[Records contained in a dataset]
** BEGIN **
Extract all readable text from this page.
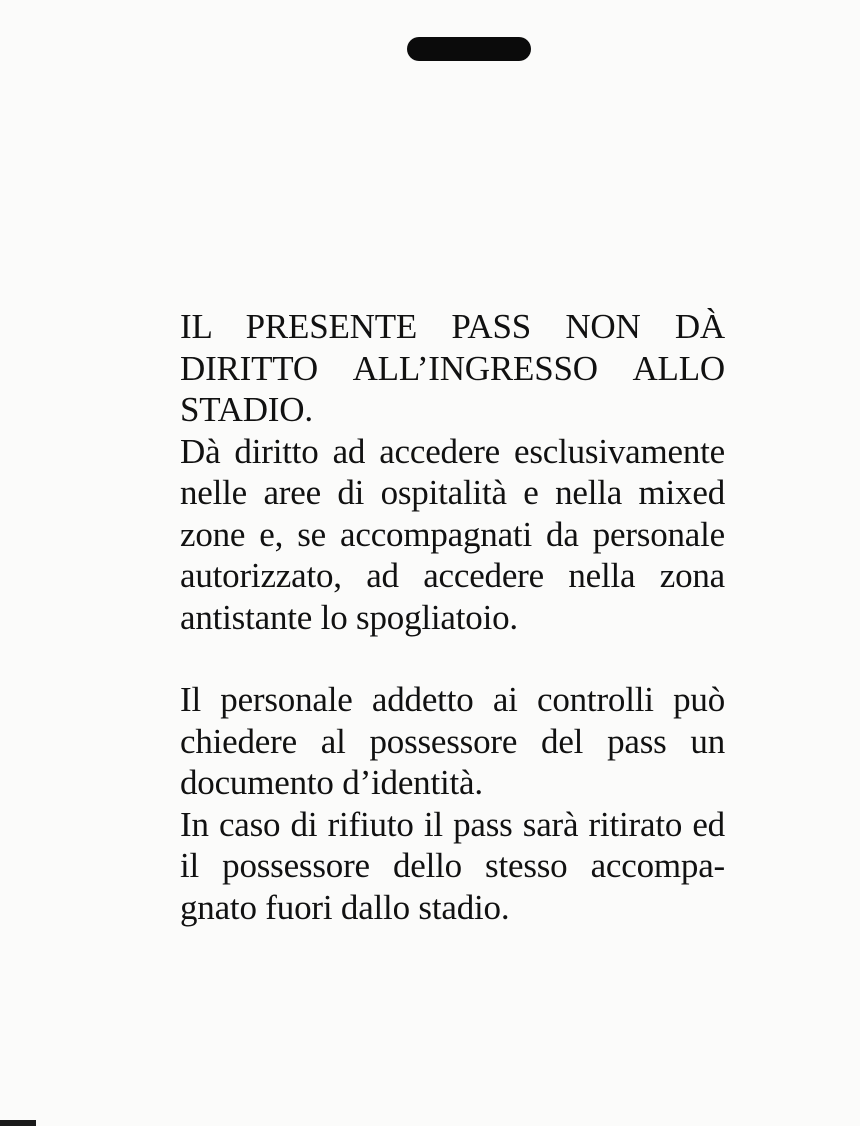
IL PRESENTE PASS NON DÀ
DIRITTO ALL’INGRESSO ALLO
STADIO.

Dà diritto ad accedere esclusivamente
nelle aree di ospitalità e nella mixed
zone e, se accompagnati da personale
autorizzato, ad accedere nella zona
antistante lo spogliatoio.

Il personale addetto ai controlli può
chiedere al possessore del pass un
documento d’identità.

In caso di rifiuto il pass sarà ritirato ed
il possessore dello stesso accompa-
gnato fuori dallo stadio.
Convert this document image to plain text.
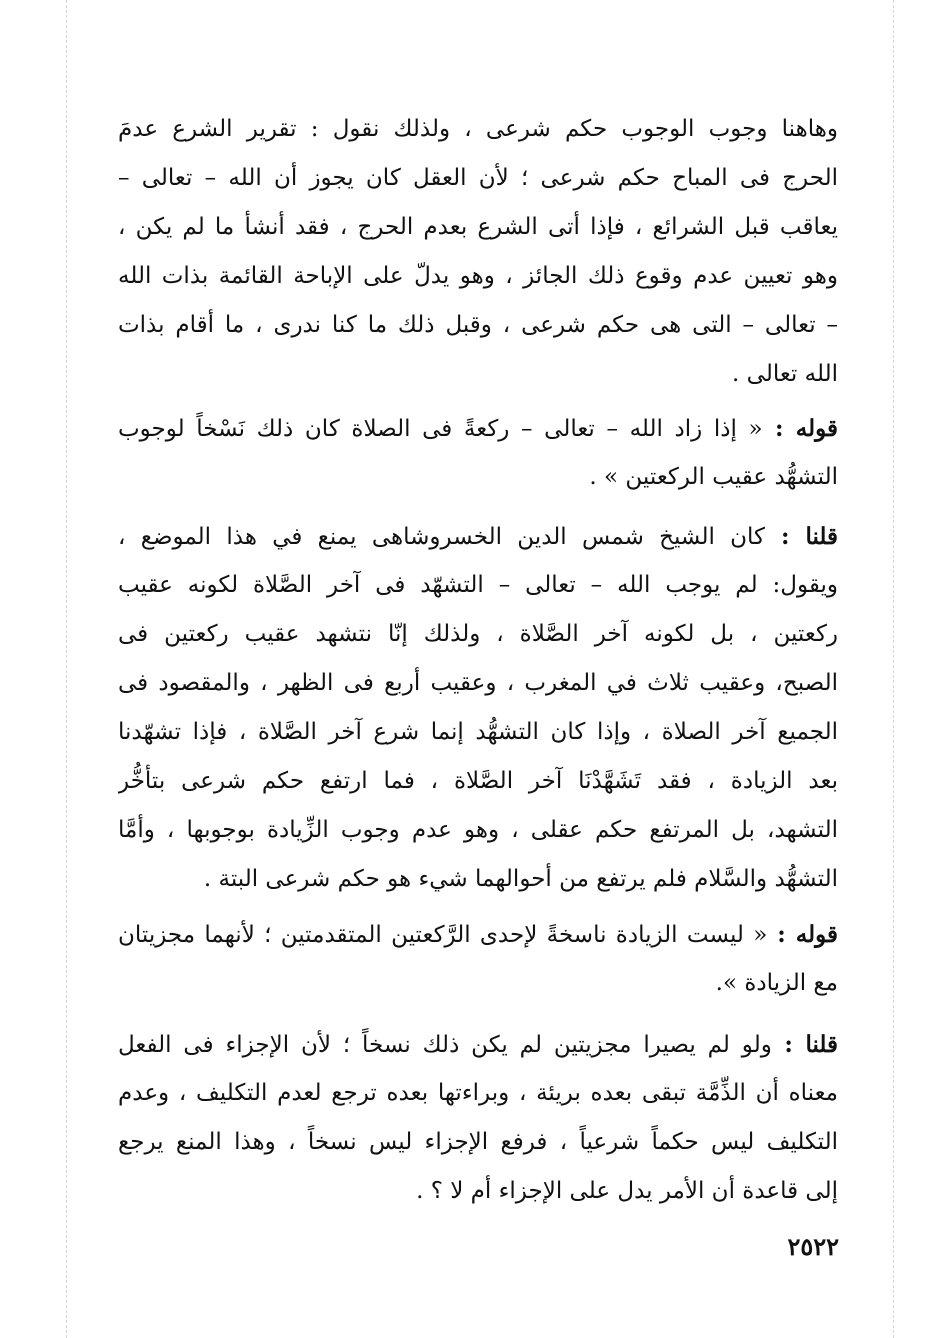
وهاهنا وجوب الوجوب حكم شرعى ، ولذلك نقول : تقرير الشرع عدمَ
الحرج فى المباح حكم شرعى ؛ لأن العقل كان يجوز أن الله – تعالى –
يعاقب قبل الشرائع ، فإذا أتى الشرع بعدم الحرج ، فقد أنشأ ما لم يكن ،
وهو تعيين عدم وقوع ذلك الجائز ، وهو يدلّ على الإباحة القائمة بذات الله
– تعالى – التى هى حكم شرعى ، وقبل ذلك ما كنا ندرى ، ما أقام بذات
الله تعالى .
قوله : « إذا زاد الله – تعالى – ركعةً فى الصلاة كان ذلك نَسْخاً لوجوب
التشهُّد عقيب الركعتين » .
قلنا : كان الشيخ شمس الدين الخسروشاهى يمنع في هذا الموضع ،
ويقول: لم يوجب الله – تعالى – التشهّد فى آخر الصَّلاة لكونه عقيب
ركعتين ، بل لكونه آخر الصَّلاة ، ولذلك إنّا نتشهد عقيب ركعتين فى
الصبح، وعقيب ثلاث في المغرب ، وعقيب أربع فى الظهر ، والمقصود فى
الجميع آخر الصلاة ، وإذا كان التشهُّد إنما شرع آخر الصَّلاة ، فإذا تشهّدنا
بعد الزيادة ، فقد تَشَهَّدْنَا آخر الصَّلاة ، فما ارتفع حكم شرعى بتأخُّر
التشهد، بل المرتفع حكم عقلى ، وهو عدم وجوب الزِّيادة بوجوبها ، وأمَّا
التشهُّد والسَّلام فلم يرتفع من أحوالهما شيء هو حكم شرعى البتة .
قوله : « ليست الزيادة ناسخةً لإحدى الرَّكعتين المتقدمتين ؛ لأنهما مجزيتان
مع الزيادة ».
قلنا : ولو لم يصيرا مجزيتين لم يكن ذلك نسخاً ؛ لأن الإجزاء فى الفعل
معناه أن الذِّمَّة تبقى بعده بريئة ، وبراءتها بعده ترجع لعدم التكليف ، وعدم
التكليف ليس حكماً شرعياً ، فرفع الإجزاء ليس نسخاً ، وهذا المنع يرجع
إلى قاعدة أن الأمر يدل على الإجزاء أم لا ؟ .
٢٥٢٢
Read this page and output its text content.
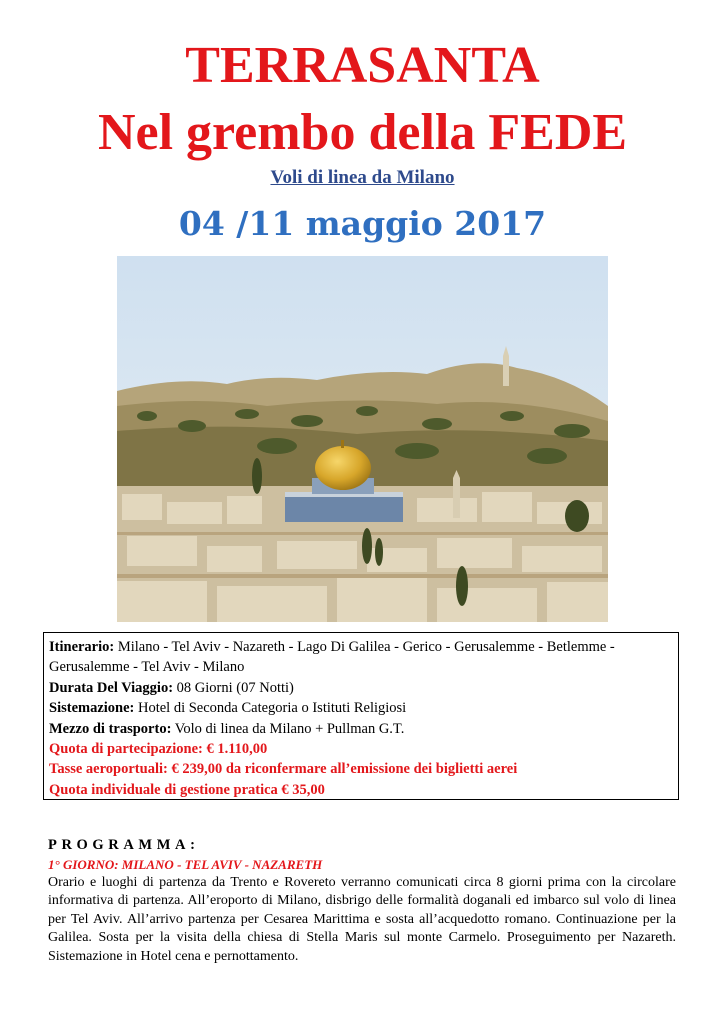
TERRASANTA
Nel grembo della FEDE
Voli di linea da Milano
04 /11 maggio 2017

Itinerario: Milano - Tel Aviv - Nazareth - Lago Di Galilea - Gerico - Gerusalemme - Betlemme - Gerusalemme - Tel Aviv - Milano

Durata Del Viaggio: 08 Giorni (07 Notti)

Sistemazione: Hotel di Seconda Categoria o Istituti Religiosi

Mezzo di trasporto: Volo di linea da Milano + Pullman G.T.

Quota di partecipazione: € 1.110,00

Tasse aeroportuali: € 239,00 da riconfermare all’emissione dei biglietti aerei

Quota individuale di gestione pratica € 35,00

PROGRAMMA:
1° GIORNO: MILANO - TEL AVIV - NAZARETH

Orario e luoghi di partenza da Trento e Rovereto verranno comunicati circa 8 giorni prima con la circolare informativa di partenza. All’eroporto di Milano, disbrigo delle formalità doganali ed imbarco sul volo di linea per Tel Aviv. All’arrivo partenza per Cesarea Marittima e sosta all’acquedotto romano. Continuazione per la Galilea. Sosta per la visita della chiesa di Stella Maris sul monte Carmelo. Proseguimento per Nazareth. Sistemazione in Hotel cena e pernottamento.
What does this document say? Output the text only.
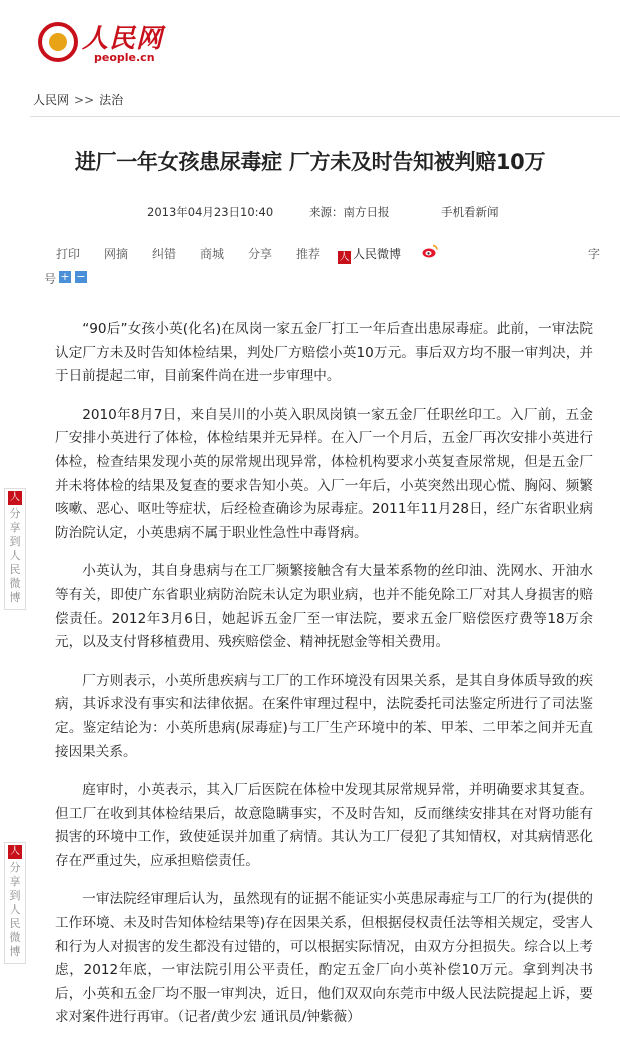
人民网
people.cn
人民网 >> 法治
进厂一年女孩患尿毒症 厂方未及时告知被判赔10万
2013年04月23日10:40	来源：南方日报	手机看新闻
打印 网摘 纠错 商城 分享 推荐 人 人民微博	字
号 + −

“90后”女孩小英(化名)在凤岗一家五金厂打工一年后查出患尿毒症。此前，一审法院认定厂方未及时告知体检结果，判处厂方赔偿小英10万元。事后双方均不服一审判决，并于日前提起二审，目前案件尚在进一步审理中。

2010年8月7日，来自吴川的小英入职凤岗镇一家五金厂任职丝印工。入厂前，五金厂安排小英进行了体检，体检结果并无异样。在入厂一个月后，五金厂再次安排小英进行体检，检查结果发现小英的尿常规出现异常，体检机构要求小英复查尿常规，但是五金厂并未将体检的结果及复查的要求告知小英。入厂一年后，小英突然出现心慌、胸闷、频繁咳嗽、恶心、呕吐等症状，后经检查确诊为尿毒症。2011年11月28日，经广东省职业病防治院认定，小英患病不属于职业性急性中毒肾病。

小英认为，其自身患病与在工厂频繁接触含有大量苯系物的丝印油、洗网水、开油水等有关，即使广东省职业病防治院未认定为职业病，也并不能免除工厂对其人身损害的赔偿责任。2012年3月6日，她起诉五金厂至一审法院，要求五金厂赔偿医疗费等18万余元，以及支付肾移植费用、残疾赔偿金、精神抚慰金等相关费用。

厂方则表示，小英所患疾病与工厂的工作环境没有因果关系，是其自身体质导致的疾病，其诉求没有事实和法律依据。在案件审理过程中，法院委托司法鉴定所进行了司法鉴定。鉴定结论为：小英所患病(尿毒症)与工厂生产环境中的苯、甲苯、二甲苯之间并无直接因果关系。

庭审时，小英表示，其入厂后医院在体检中发现其尿常规异常，并明确要求其复查。但工厂在收到其体检结果后，故意隐瞒事实，不及时告知，反而继续安排其在对肾功能有损害的环境中工作，致使延误并加重了病情。其认为工厂侵犯了其知情权，对其病情恶化存在严重过失，应承担赔偿责任。

一审法院经审理后认为，虽然现有的证据不能证实小英患尿毒症与工厂的行为(提供的工作环境、未及时告知体检结果等)存在因果关系，但根据侵权责任法等相关规定，受害人和行为人对损害的发生都没有过错的，可以根据实际情况，由双方分担损失。综合以上考虑，2012年底，一审法院引用公平责任，酌定五金厂向小英补偿10万元。拿到判决书后，小英和五金厂均不服一审判决，近日，他们双双向东莞市中级人民法院提起上诉，要求对案件进行再审。（记者/黄少宏 通讯员/钟紫薇）

人
分享到人民微博
人
分享到人民微博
** END **
- [Exercise details]: Starting at the line containing "What does this", write out each line through the last one in the listing above, inclusive, and nothing else. Pictures are excluded from the copy.

- [Result for this exercise]:
What does this document say? Output the text only.
人民网
people.cn
人民网 >> 法治
进厂一年女孩患尿毒症 厂方未及时告知被判赔10万
2013年04月23日10:40	来源：南方日报	手机看新闻
打印 网摘 纠错 商城 分享 推荐 人 人民微博	字
号 + −

“90后”女孩小英(化名)在凤岗一家五金厂打工一年后查出患尿毒症。此前，一审法院认定厂方未及时告知体检结果，判处厂方赔偿小英10万元。事后双方均不服一审判决，并于日前提起二审，目前案件尚在进一步审理中。

2010年8月7日，来自吴川的小英入职凤岗镇一家五金厂任职丝印工。入厂前，五金厂安排小英进行了体检，体检结果并无异样。在入厂一个月后，五金厂再次安排小英进行体检，检查结果发现小英的尿常规出现异常，体检机构要求小英复查尿常规，但是五金厂并未将体检的结果及复查的要求告知小英。入厂一年后，小英突然出现心慌、胸闷、频繁咳嗽、恶心、呕吐等症状，后经检查确诊为尿毒症。2011年11月28日，经广东省职业病防治院认定，小英患病不属于职业性急性中毒肾病。

小英认为，其自身患病与在工厂频繁接触含有大量苯系物的丝印油、洗网水、开油水等有关，即使广东省职业病防治院未认定为职业病，也并不能免除工厂对其人身损害的赔偿责任。2012年3月6日，她起诉五金厂至一审法院，要求五金厂赔偿医疗费等18万余元，以及支付肾移植费用、残疾赔偿金、精神抚慰金等相关费用。

厂方则表示，小英所患疾病与工厂的工作环境没有因果关系，是其自身体质导致的疾病，其诉求没有事实和法律依据。在案件审理过程中，法院委托司法鉴定所进行了司法鉴定。鉴定结论为：小英所患病(尿毒症)与工厂生产环境中的苯、甲苯、二甲苯之间并无直接因果关系。

庭审时，小英表示，其入厂后医院在体检中发现其尿常规异常，并明确要求其复查。但工厂在收到其体检结果后，故意隐瞒事实，不及时告知，反而继续安排其在对肾功能有损害的环境中工作，致使延误并加重了病情。其认为工厂侵犯了其知情权，对其病情恶化存在严重过失，应承担赔偿责任。

一审法院经审理后认为，虽然现有的证据不能证实小英患尿毒症与工厂的行为(提供的工作环境、未及时告知体检结果等)存在因果关系，但根据侵权责任法等相关规定，受害人和行为人对损害的发生都没有过错的，可以根据实际情况，由双方分担损失。综合以上考虑，2012年底，一审法院引用公平责任，酌定五金厂向小英补偿10万元。拿到判决书后，小英和五金厂均不服一审判决，近日，他们双双向东莞市中级人民法院提起上诉，要求对案件进行再审。（记者/黄少宏 通讯员/钟紫薇）

人
分享到人民微博
人
分享到人民微博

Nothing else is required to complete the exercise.